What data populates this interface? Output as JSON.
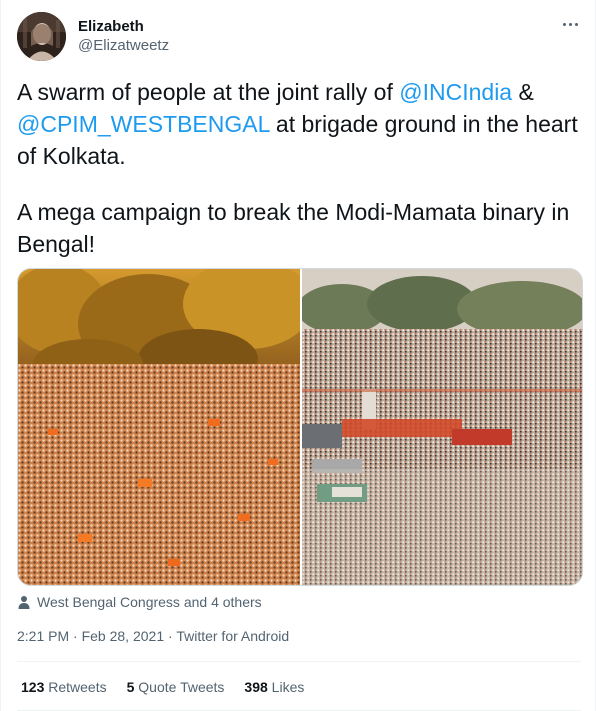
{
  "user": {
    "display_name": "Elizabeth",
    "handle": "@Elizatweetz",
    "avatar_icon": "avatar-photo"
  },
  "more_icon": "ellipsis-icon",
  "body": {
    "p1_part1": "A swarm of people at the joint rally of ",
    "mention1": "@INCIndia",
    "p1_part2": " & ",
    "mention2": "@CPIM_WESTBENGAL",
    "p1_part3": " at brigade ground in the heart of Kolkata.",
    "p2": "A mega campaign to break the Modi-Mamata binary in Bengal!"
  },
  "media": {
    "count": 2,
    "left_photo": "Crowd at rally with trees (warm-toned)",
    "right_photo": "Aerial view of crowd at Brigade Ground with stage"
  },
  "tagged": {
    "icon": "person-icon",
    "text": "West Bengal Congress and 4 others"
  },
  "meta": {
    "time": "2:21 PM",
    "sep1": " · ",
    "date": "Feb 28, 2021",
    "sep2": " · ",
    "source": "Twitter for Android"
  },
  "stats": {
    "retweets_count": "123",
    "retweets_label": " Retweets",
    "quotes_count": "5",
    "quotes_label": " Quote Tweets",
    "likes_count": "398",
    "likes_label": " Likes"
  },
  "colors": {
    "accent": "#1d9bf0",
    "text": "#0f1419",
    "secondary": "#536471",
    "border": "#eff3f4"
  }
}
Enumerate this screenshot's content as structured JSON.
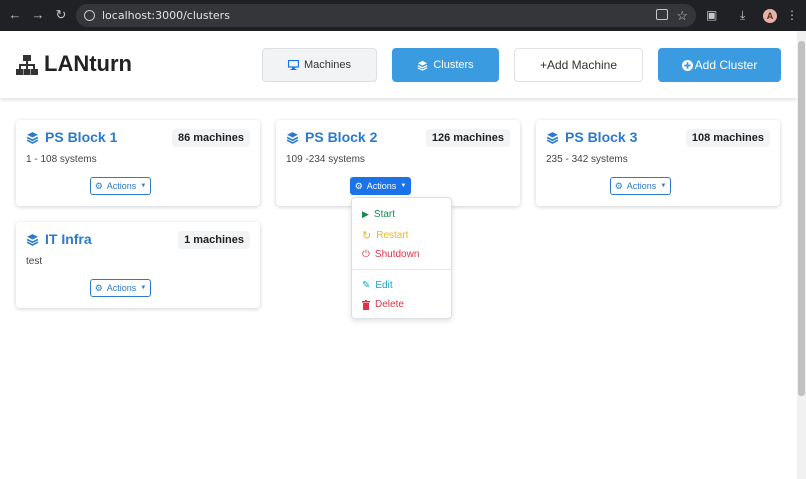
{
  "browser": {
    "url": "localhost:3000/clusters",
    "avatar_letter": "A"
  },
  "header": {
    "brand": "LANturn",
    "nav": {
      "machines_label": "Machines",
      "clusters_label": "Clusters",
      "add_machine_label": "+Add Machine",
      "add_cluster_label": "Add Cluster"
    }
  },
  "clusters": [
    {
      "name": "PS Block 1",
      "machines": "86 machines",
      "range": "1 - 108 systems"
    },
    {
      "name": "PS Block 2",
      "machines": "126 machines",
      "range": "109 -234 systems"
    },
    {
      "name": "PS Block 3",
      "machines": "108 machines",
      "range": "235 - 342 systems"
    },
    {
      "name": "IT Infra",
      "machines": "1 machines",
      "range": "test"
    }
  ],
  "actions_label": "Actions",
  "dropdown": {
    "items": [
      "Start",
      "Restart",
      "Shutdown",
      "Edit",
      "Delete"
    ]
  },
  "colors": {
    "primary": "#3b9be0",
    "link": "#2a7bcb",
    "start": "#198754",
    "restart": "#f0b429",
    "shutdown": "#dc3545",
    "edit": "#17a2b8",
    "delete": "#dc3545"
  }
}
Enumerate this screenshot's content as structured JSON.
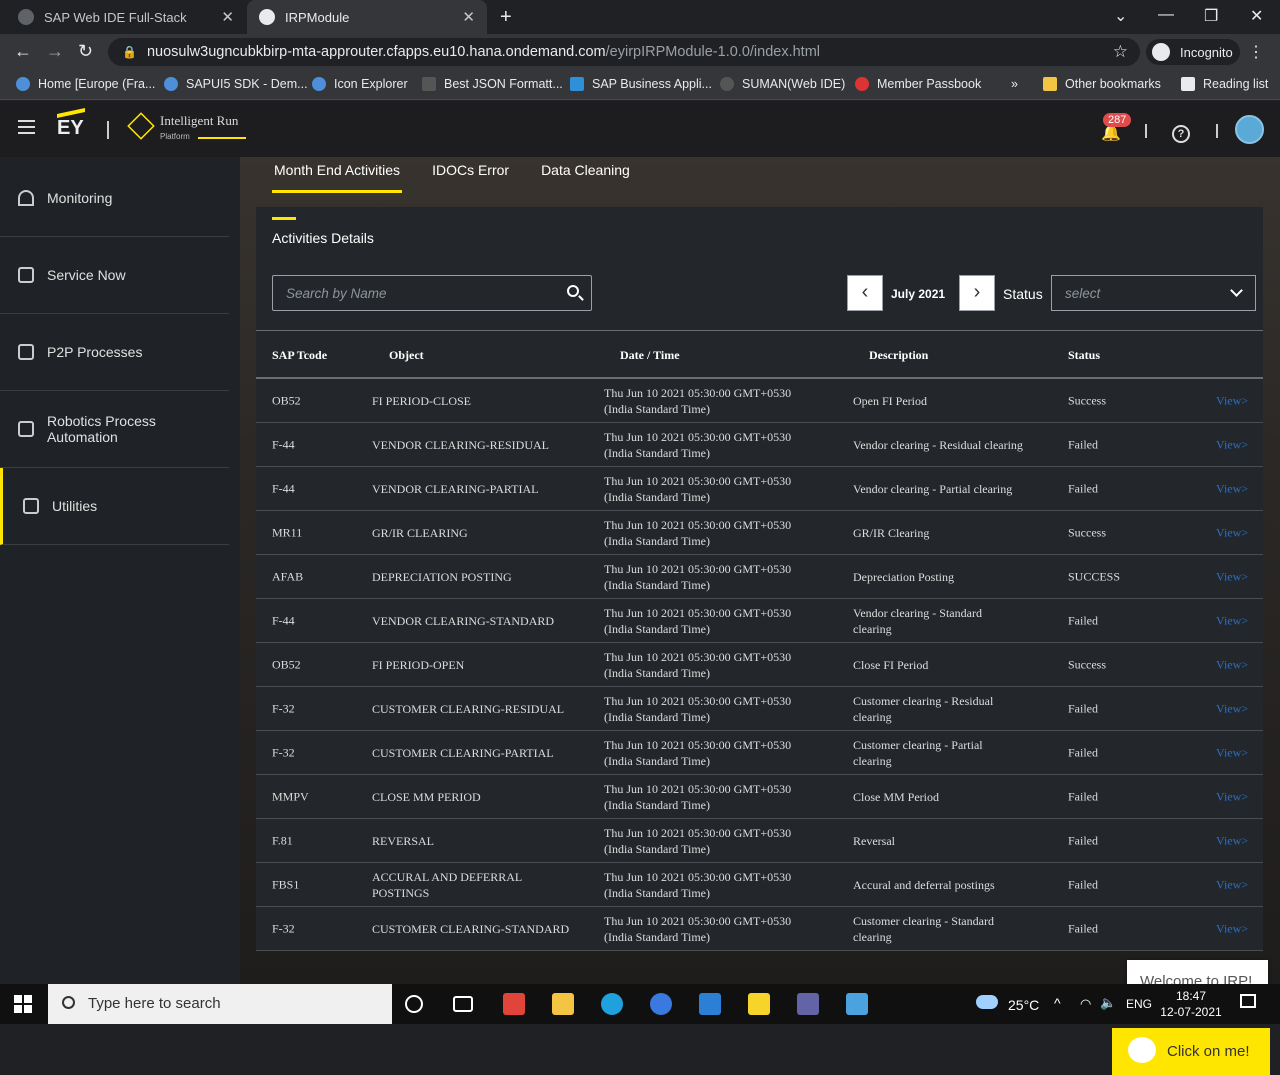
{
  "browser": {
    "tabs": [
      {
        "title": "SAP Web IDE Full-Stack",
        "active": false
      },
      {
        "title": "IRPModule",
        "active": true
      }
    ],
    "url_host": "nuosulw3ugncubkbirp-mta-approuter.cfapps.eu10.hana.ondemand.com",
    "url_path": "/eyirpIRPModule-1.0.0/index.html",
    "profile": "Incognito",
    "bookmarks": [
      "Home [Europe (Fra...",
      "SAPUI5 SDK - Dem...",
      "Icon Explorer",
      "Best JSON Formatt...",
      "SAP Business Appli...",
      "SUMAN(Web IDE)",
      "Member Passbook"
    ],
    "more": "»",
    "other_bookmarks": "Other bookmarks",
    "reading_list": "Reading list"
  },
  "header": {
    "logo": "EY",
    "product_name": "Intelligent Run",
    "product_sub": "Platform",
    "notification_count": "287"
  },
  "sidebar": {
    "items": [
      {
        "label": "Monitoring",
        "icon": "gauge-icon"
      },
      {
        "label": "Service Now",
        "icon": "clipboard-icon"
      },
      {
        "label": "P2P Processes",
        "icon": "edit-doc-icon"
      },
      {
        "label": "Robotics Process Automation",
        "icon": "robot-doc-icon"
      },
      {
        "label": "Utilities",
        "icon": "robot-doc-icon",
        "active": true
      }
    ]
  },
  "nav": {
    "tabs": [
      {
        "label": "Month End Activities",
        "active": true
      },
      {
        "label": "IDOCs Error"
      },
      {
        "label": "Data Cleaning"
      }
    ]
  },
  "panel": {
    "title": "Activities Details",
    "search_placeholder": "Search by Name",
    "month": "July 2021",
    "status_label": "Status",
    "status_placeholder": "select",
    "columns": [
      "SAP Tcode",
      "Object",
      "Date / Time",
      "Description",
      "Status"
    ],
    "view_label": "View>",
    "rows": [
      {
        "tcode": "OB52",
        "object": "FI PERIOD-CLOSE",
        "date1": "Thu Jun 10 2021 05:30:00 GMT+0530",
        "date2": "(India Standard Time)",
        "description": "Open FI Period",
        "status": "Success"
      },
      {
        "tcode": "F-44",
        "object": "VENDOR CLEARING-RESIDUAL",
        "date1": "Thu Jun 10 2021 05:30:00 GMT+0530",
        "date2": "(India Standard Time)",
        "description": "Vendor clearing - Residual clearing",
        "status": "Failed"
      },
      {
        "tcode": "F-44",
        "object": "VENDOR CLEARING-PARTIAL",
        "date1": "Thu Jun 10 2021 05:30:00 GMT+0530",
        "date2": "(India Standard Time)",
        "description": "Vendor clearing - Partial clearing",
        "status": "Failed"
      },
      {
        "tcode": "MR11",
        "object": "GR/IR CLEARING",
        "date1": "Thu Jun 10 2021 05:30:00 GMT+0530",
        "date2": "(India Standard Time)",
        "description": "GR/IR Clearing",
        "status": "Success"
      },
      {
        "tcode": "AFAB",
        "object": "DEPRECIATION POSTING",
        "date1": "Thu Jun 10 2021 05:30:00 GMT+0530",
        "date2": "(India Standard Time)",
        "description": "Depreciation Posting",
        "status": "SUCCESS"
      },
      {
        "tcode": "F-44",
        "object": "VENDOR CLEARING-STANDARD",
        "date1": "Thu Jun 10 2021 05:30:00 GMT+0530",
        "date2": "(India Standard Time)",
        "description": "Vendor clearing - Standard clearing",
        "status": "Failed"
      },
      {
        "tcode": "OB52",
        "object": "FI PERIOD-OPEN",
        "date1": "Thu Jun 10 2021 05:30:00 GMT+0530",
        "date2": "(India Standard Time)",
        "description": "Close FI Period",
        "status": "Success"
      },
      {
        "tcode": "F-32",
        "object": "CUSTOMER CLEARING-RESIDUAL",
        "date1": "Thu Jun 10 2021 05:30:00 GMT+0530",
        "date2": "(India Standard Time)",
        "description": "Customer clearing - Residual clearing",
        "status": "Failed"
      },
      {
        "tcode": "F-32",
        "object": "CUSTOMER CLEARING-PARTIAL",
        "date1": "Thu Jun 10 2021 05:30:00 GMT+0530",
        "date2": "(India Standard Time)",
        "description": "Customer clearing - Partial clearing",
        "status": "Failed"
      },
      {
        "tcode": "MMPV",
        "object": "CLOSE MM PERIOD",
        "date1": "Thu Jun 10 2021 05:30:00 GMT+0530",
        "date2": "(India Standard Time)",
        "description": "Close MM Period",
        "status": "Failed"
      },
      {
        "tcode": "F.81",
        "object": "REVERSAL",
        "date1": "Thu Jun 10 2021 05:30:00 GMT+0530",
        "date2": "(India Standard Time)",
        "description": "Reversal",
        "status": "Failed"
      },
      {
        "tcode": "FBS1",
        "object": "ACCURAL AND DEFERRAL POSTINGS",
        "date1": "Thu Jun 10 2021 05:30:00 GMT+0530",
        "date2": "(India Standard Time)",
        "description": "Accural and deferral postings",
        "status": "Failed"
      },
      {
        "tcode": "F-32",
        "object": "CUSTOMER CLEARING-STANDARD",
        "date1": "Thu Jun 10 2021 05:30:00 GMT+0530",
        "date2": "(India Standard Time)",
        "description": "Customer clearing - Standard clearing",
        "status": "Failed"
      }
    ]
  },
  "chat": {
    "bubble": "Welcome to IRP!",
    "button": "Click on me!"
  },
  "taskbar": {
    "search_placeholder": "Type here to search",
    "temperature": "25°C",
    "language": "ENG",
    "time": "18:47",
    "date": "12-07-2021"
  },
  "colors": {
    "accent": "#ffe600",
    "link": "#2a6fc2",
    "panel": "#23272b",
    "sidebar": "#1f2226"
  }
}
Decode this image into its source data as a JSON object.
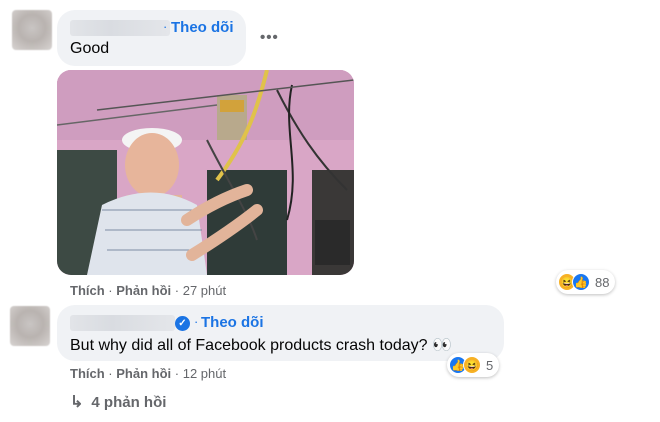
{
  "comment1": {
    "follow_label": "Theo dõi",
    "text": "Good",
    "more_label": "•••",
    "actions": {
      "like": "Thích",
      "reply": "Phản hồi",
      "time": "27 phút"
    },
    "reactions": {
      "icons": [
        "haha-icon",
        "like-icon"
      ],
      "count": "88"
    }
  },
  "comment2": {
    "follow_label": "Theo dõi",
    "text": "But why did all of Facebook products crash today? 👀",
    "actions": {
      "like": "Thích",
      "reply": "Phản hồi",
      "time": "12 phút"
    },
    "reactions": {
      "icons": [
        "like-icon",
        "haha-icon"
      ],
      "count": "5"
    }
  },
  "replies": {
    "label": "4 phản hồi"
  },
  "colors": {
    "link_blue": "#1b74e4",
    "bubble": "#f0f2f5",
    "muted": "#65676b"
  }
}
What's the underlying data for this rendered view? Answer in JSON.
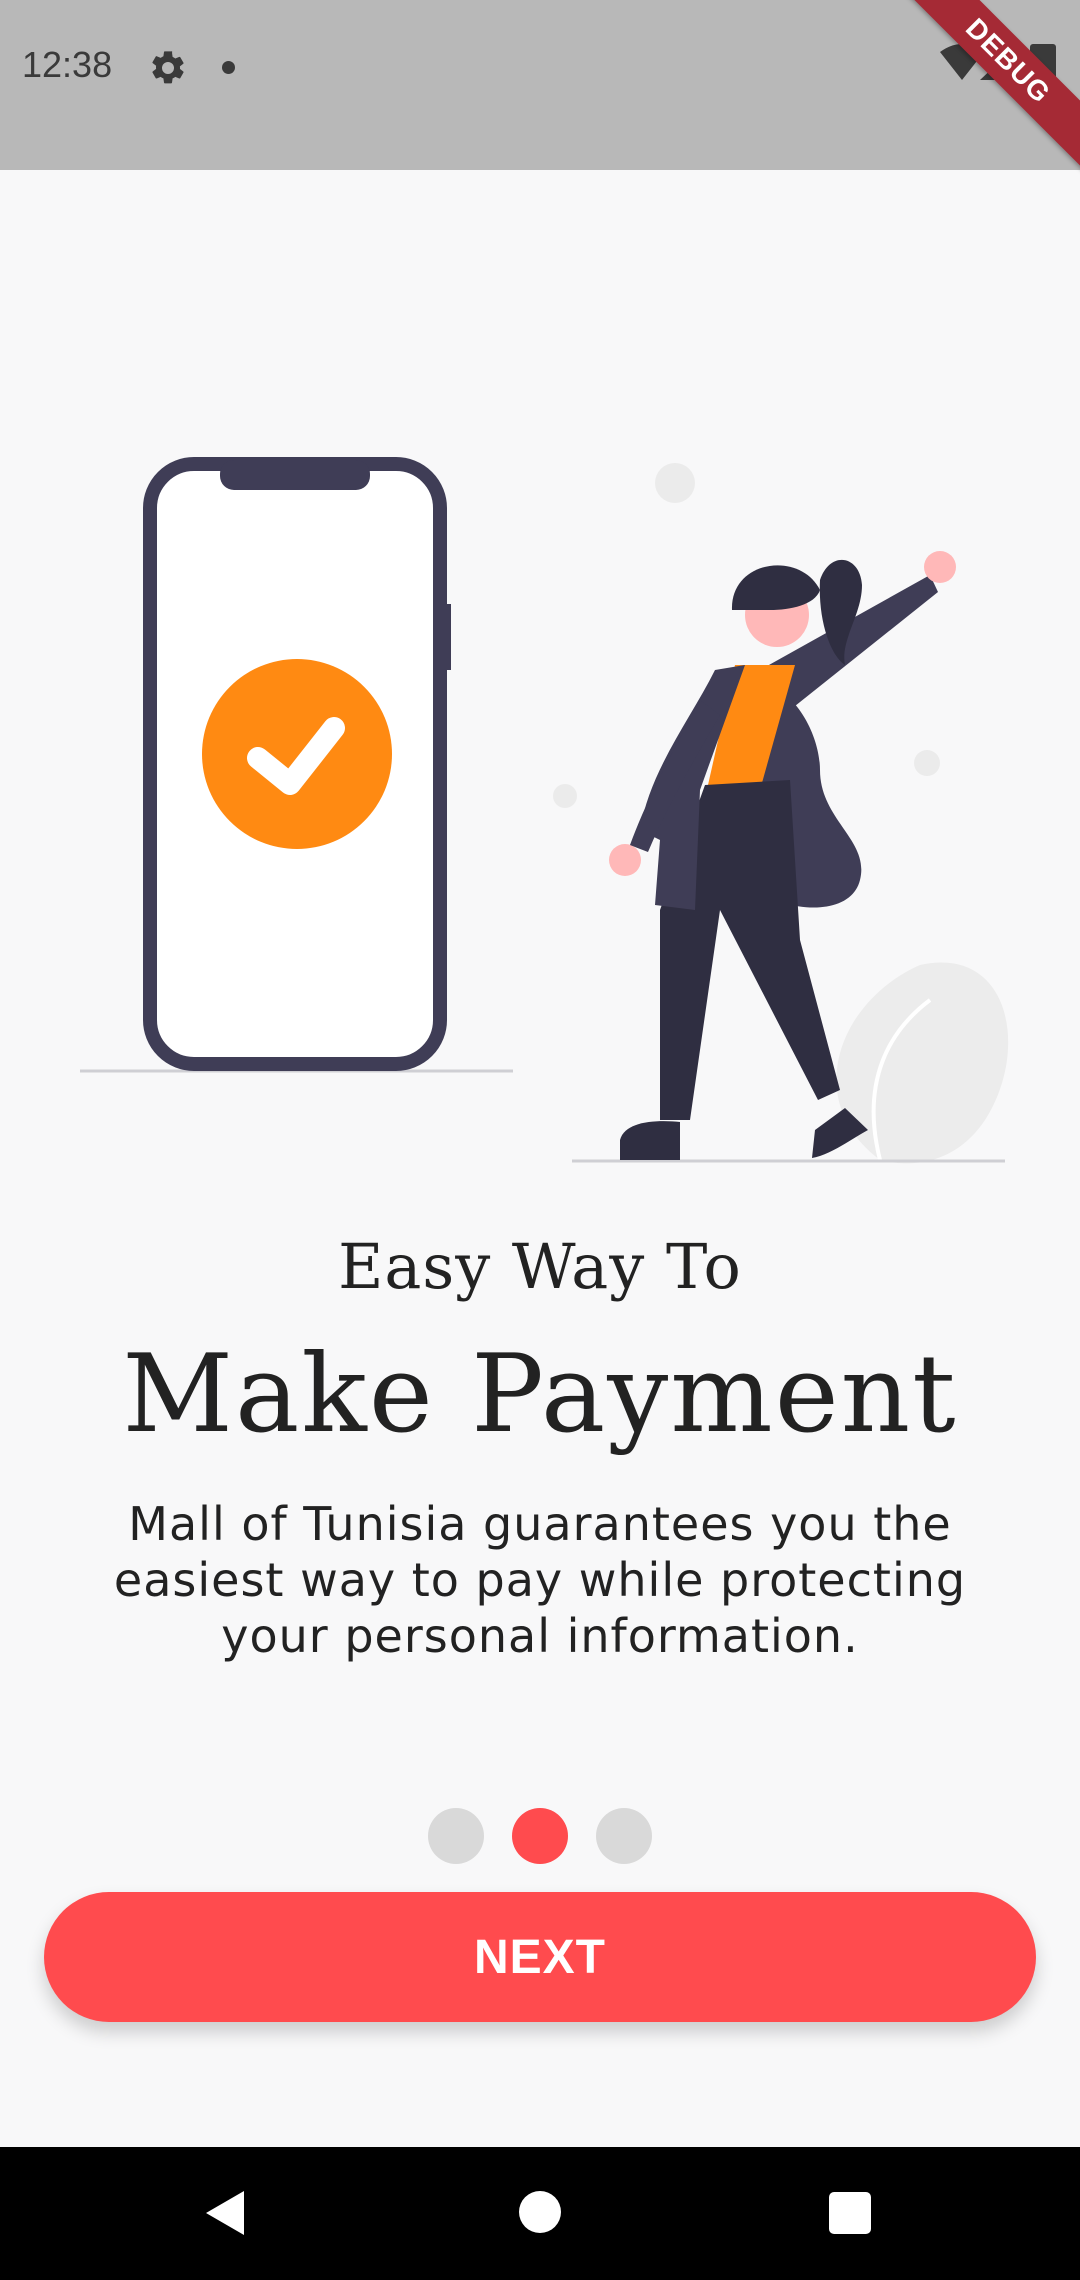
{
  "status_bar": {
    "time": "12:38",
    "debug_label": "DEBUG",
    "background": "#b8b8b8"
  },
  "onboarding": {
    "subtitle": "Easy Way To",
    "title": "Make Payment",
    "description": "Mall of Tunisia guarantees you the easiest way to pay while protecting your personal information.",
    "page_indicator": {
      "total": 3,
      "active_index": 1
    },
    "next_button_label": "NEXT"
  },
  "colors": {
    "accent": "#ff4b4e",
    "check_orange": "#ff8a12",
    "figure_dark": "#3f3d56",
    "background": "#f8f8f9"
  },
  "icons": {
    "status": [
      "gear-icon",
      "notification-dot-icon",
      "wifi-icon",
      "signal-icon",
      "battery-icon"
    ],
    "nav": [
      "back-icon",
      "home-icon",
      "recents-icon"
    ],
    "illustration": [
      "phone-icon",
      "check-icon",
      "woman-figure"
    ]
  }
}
──────
▶ _Instructions for the task_
Filter the records above for "rally" and copy every matching line.

▶ _Worked answer_
    "p1_part1": "A swarm of people at the joint rally of ",
    "left_photo": "Crowd at rally with trees (warm-toned)",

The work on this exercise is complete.